-- begin Data provided --

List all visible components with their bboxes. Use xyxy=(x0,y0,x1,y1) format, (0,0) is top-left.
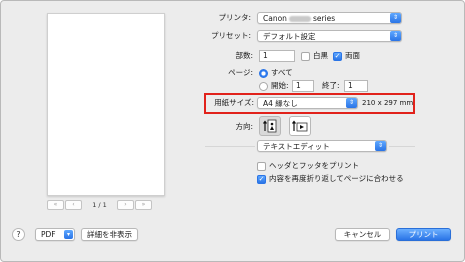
header-footer-label: ヘッダとフッタをプリント xyxy=(269,161,359,170)
pages-label: ページ: xyxy=(228,68,253,77)
separator-right xyxy=(389,146,415,147)
checkmark-icon: ✓ xyxy=(334,52,341,60)
header-footer-checkbox[interactable] xyxy=(257,162,266,171)
copies-label: 部数: xyxy=(235,51,253,60)
cancel-button[interactable]: キャンセル xyxy=(335,228,390,241)
help-button[interactable]: ? xyxy=(12,228,25,241)
pages-from-label: 開始: xyxy=(271,81,289,90)
page-preview xyxy=(47,13,165,196)
printer-label: プリンタ: xyxy=(218,13,251,22)
up-down-chevron-icon: ⇕ xyxy=(390,31,401,41)
portrait-button[interactable] xyxy=(259,116,281,136)
orientation-label: 方向: xyxy=(235,122,253,131)
paper-size-value: A4 縁なし xyxy=(263,98,298,108)
chevron-right-icon: › xyxy=(124,201,127,208)
chevron-down-icon: ▾ xyxy=(64,230,73,239)
chevron-left-icon: ‹ xyxy=(72,201,75,208)
duplex-checkbox[interactable]: ✓ xyxy=(333,52,342,61)
portrait-icon xyxy=(263,119,277,133)
paper-dimensions: 210 x 297 mm xyxy=(362,99,414,107)
double-chevron-left-icon: « xyxy=(53,201,58,208)
printer-select[interactable]: Canon series ⇕ xyxy=(257,12,402,24)
pages-to-input[interactable]: 1 xyxy=(344,80,368,92)
bw-label: 白黒 xyxy=(313,51,328,60)
preview-pager: « ‹ 1 / 1 › » xyxy=(47,199,184,211)
pages-range-radio[interactable] xyxy=(259,82,268,91)
checkmark-icon: ✓ xyxy=(258,175,265,183)
pages-all-label: すべて xyxy=(271,68,293,77)
up-down-chevron-icon: ⇕ xyxy=(346,98,357,108)
app-options-select[interactable]: テキストエディット ⇕ xyxy=(257,140,387,152)
printer-name-suffix: series xyxy=(312,13,336,23)
next-page-button[interactable]: › xyxy=(117,200,134,210)
rewrap-label: 内容を再度折り返してページに合わせる xyxy=(269,174,404,183)
separator-left xyxy=(205,146,255,147)
app-options-value: テキストエディット xyxy=(263,141,330,151)
pdf-label: PDF xyxy=(41,230,56,239)
print-button[interactable]: プリント xyxy=(396,228,451,241)
printer-name-prefix: Canon xyxy=(263,13,287,23)
print-dialog: « ‹ 1 / 1 › » プリンタ: Canon series ⇕ プリセット:… xyxy=(0,0,465,262)
landscape-icon xyxy=(292,120,308,132)
copies-input[interactable]: 1 xyxy=(259,50,295,62)
pages-from-input[interactable]: 1 xyxy=(292,80,314,92)
paper-size-label: 用紙サイズ: xyxy=(214,98,254,107)
preset-label: プリセット: xyxy=(210,31,251,40)
preset-select[interactable]: デフォルト設定 ⇕ xyxy=(257,30,402,42)
duplex-label: 両面 xyxy=(345,51,360,60)
prev-page-button[interactable]: ‹ xyxy=(65,200,82,210)
bw-checkbox[interactable] xyxy=(301,52,310,61)
up-down-chevron-icon: ⇕ xyxy=(375,141,386,151)
page-count: 1 / 1 xyxy=(92,201,107,209)
hide-details-button[interactable]: 詳細を非表示 xyxy=(81,228,138,241)
up-down-chevron-icon: ⇕ xyxy=(390,13,401,23)
last-page-button[interactable]: » xyxy=(135,200,152,210)
printer-model-redacted xyxy=(288,15,311,22)
rewrap-checkbox[interactable]: ✓ xyxy=(257,175,266,184)
first-page-button[interactable]: « xyxy=(47,200,64,210)
preset-value: デフォルト設定 xyxy=(263,31,316,41)
pdf-menu-button[interactable]: PDF ▾ xyxy=(35,228,75,241)
landscape-button[interactable] xyxy=(289,116,311,136)
paper-size-select[interactable]: A4 縁なし ⇕ xyxy=(257,97,358,109)
double-chevron-right-icon: » xyxy=(141,201,146,208)
pages-to-label: 終了: xyxy=(322,81,340,90)
pages-all-radio[interactable] xyxy=(259,69,268,78)
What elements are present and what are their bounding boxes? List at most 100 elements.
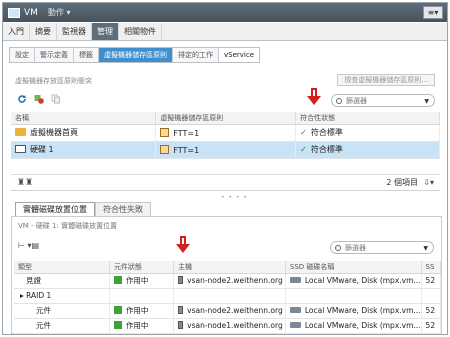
column-header-name[interactable]: 名稱 bbox=[11, 112, 157, 125]
column-header-ssd-name[interactable]: SSD 磁碟名稱 bbox=[285, 261, 422, 274]
placement-title: VM - 硬碟 1: 實體磁碟放置位置 bbox=[18, 222, 118, 230]
row-extra: 52 bbox=[421, 273, 442, 289]
host-icon bbox=[178, 321, 184, 329]
search-icon bbox=[335, 244, 341, 251]
filter-input-top[interactable]: 篩選器 ▼ bbox=[331, 94, 435, 107]
row-host: vsan-node2.weithenn.org bbox=[187, 276, 283, 285]
tab-summary[interactable]: 摘要 bbox=[30, 23, 57, 40]
row-status: 符合標準 bbox=[310, 128, 343, 137]
filter-input-bottom[interactable]: 篩選器 ▼ bbox=[330, 241, 434, 254]
annotation-arrow-icon bbox=[307, 88, 321, 106]
active-status-icon bbox=[113, 276, 122, 284]
storage-policy-icon bbox=[160, 144, 170, 154]
host-icon bbox=[178, 276, 184, 284]
row-type: 元件 bbox=[14, 303, 110, 319]
export-icon[interactable]: ⇩▾ bbox=[423, 178, 434, 187]
table-row-group[interactable]: ▸ RAID 1 bbox=[14, 288, 442, 304]
vm-icon bbox=[8, 7, 20, 18]
row-state: 作用中 bbox=[125, 306, 149, 315]
column-header-type[interactable]: 類型 bbox=[14, 261, 110, 274]
column-header-component-state[interactable]: 元件狀態 bbox=[109, 261, 175, 274]
column-header-compliance[interactable]: 符合性狀態 bbox=[295, 112, 440, 125]
section-title: 虛擬機器存放區原則衝突 bbox=[15, 77, 92, 85]
check-icon: ✓ bbox=[300, 128, 307, 137]
row-policy: FTT=1 bbox=[173, 145, 200, 155]
row-status: 符合標準 bbox=[310, 145, 343, 154]
subtab-vservice[interactable]: vService bbox=[219, 48, 260, 62]
menu-icon[interactable]: ≡▾ bbox=[423, 6, 443, 19]
row-state: 作用中 bbox=[125, 276, 149, 285]
tab-manage[interactable]: 管理 bbox=[92, 23, 119, 40]
panel-splitter[interactable]: • • • • bbox=[221, 194, 248, 201]
row-extra bbox=[421, 288, 442, 304]
disk-placement-panel: VM - 硬碟 1: 實體磁碟放置位置 ⊢ ▾▤ 篩選器 ▼ 類型 元件狀態 主… bbox=[11, 216, 442, 334]
main-tabs: 入門 摘要 監視器 管理 相關物件 bbox=[3, 23, 447, 41]
check-compliance-button[interactable]: 檢查虛擬機器儲存區原則... bbox=[337, 74, 435, 86]
table-row[interactable]: 元件 作用中 vsan-node2.weithenn.org Local VMw… bbox=[14, 303, 442, 319]
column-header-policy[interactable]: 虛擬機器儲存區原則 bbox=[155, 112, 297, 125]
vm-manage-window: VM 動作 ▾ ≡▾ 入門 摘要 監視器 管理 相關物件 設定 警示定義 標籤 … bbox=[2, 2, 448, 335]
policy-table: 名稱 虛擬機器儲存區原則 符合性狀態 虛擬機器首頁 FTT=1 ✓ 符合標準 硬碟… bbox=[11, 112, 440, 159]
chevron-down-icon[interactable]: ▼ bbox=[423, 245, 428, 252]
row-host bbox=[173, 288, 286, 304]
row-extra: 52 bbox=[421, 303, 442, 319]
ssd-disk-icon bbox=[289, 322, 301, 328]
tab-getting-started[interactable]: 入門 bbox=[3, 23, 30, 40]
empty-table-area bbox=[11, 159, 440, 175]
hard-disk-icon bbox=[15, 145, 26, 153]
row-type: 見證 bbox=[14, 273, 110, 289]
detail-tabs: 實體磁碟放置位置 符合性失敗 bbox=[15, 202, 151, 216]
storage-policy-icon bbox=[160, 127, 170, 137]
row-ssd: Local VMware, Disk (mpx.vm... bbox=[304, 321, 421, 330]
row-name: 虛擬機器首頁 bbox=[30, 128, 78, 137]
table-row[interactable]: 見證 作用中 vsan-node2.weithenn.org Local VMw… bbox=[14, 273, 442, 289]
policy-toolbar bbox=[17, 94, 61, 104]
ssd-disk-icon bbox=[289, 307, 301, 313]
filter-placeholder: 篩選器 bbox=[346, 96, 367, 105]
chevron-down-icon[interactable]: ▼ bbox=[424, 98, 429, 105]
table-row[interactable]: 元件 作用中 vsan-node1.weithenn.org Local VMw… bbox=[14, 318, 442, 334]
active-status-icon bbox=[113, 321, 122, 329]
row-type: 元件 bbox=[14, 318, 110, 334]
tab-compliance-failures[interactable]: 符合性失敗 bbox=[95, 202, 151, 216]
annotation-arrow-icon bbox=[176, 236, 190, 254]
folder-icon bbox=[15, 128, 26, 136]
search-icon bbox=[336, 97, 342, 104]
binoculars-icon[interactable]: ♜♜ bbox=[17, 178, 33, 188]
assign-policy-icon[interactable] bbox=[34, 94, 44, 104]
tab-monitor[interactable]: 監視器 bbox=[57, 23, 92, 40]
tab-related-objects[interactable]: 相關物件 bbox=[119, 23, 162, 40]
title-bar: VM 動作 ▾ ≡▾ bbox=[3, 3, 447, 22]
check-icon: ✓ bbox=[300, 145, 307, 154]
table-row[interactable]: 虛擬機器首頁 FTT=1 ✓ 符合標準 bbox=[11, 124, 440, 142]
subtab-tags[interactable]: 標籤 bbox=[74, 48, 99, 62]
subtab-settings[interactable]: 設定 bbox=[10, 48, 35, 62]
refresh-icon[interactable] bbox=[17, 94, 27, 104]
row-ssd: Local VMware, Disk (mpx.vm... bbox=[304, 276, 421, 285]
row-policy: FTT=1 bbox=[173, 128, 200, 138]
row-host: vsan-node1.weithenn.org bbox=[187, 321, 283, 330]
subtab-scheduled-tasks[interactable]: 排定的工作 bbox=[173, 48, 219, 62]
view-layout-icon[interactable]: ⊢ ▾▤ bbox=[18, 241, 39, 250]
manage-subtabs: 設定 警示定義 標籤 虛擬機器儲存區原則 排定的工作 vService bbox=[9, 47, 261, 63]
actions-menu[interactable]: 動作 ▾ bbox=[48, 7, 71, 18]
subtab-alarm-definitions[interactable]: 警示定義 bbox=[35, 48, 74, 62]
column-header-host[interactable]: 主機 bbox=[173, 261, 286, 274]
column-header-extra[interactable]: SS bbox=[421, 261, 442, 274]
row-state: 作用中 bbox=[125, 321, 149, 330]
vm-name: VM bbox=[24, 7, 38, 18]
item-count: 2 個項目 bbox=[386, 178, 418, 187]
row-extra: 52 bbox=[421, 318, 442, 334]
host-icon bbox=[178, 306, 184, 314]
placement-table: 類型 元件狀態 主機 SSD 磁碟名稱 SS 見證 作用中 vsan-node2… bbox=[14, 261, 442, 334]
tab-physical-disk-placement[interactable]: 實體磁碟放置位置 bbox=[15, 202, 95, 216]
subtab-vm-storage-policies[interactable]: 虛擬機器儲存區原則 bbox=[99, 48, 173, 62]
ssd-disk-icon bbox=[289, 277, 301, 283]
row-type[interactable]: ▸ RAID 1 bbox=[14, 288, 110, 304]
policy-table-footer: ♜♜ 2 個項目 ⇩▾ bbox=[11, 175, 440, 191]
filter-placeholder: 篩選器 bbox=[345, 243, 366, 252]
copy-icon[interactable] bbox=[51, 94, 61, 104]
table-row-selected[interactable]: 硬碟 1 FTT=1 ✓ 符合標準 bbox=[11, 141, 440, 159]
row-ssd: Local VMware, Disk (mpx.vm... bbox=[304, 306, 421, 315]
row-name: 硬碟 1 bbox=[30, 145, 54, 154]
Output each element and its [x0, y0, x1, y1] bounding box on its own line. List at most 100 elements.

-- end Data provided --

**Your task**
Starting at the line with "header-footer-label: ヘッダとフッタをプリント xyxy=(269,161,359,170)" and ending at the line with "help-button[interactable]: ? xyxy=(12,228,25,241)", both included, lay out the material as a JSON list of strings, one per line, leaving out any blank lines.

**Solved problem**
[
  "header-footer-label: ヘッダとフッタをプリント xyxy=(269,161,359,170)",
  "pages-label: ページ: xyxy=(228,68,253,77)",
  "separator-right xyxy=(389,146,415,147)",
  "checkmark-icon: ✓ xyxy=(334,52,341,60)",
  "header-footer-checkbox[interactable] xyxy=(257,162,266,171)",
  "copies-label: 部数: xyxy=(235,51,253,60)",
  "cancel-button[interactable]: キャンセル xyxy=(335,228,390,241)",
  "help-button[interactable]: ? xyxy=(12,228,25,241)"
]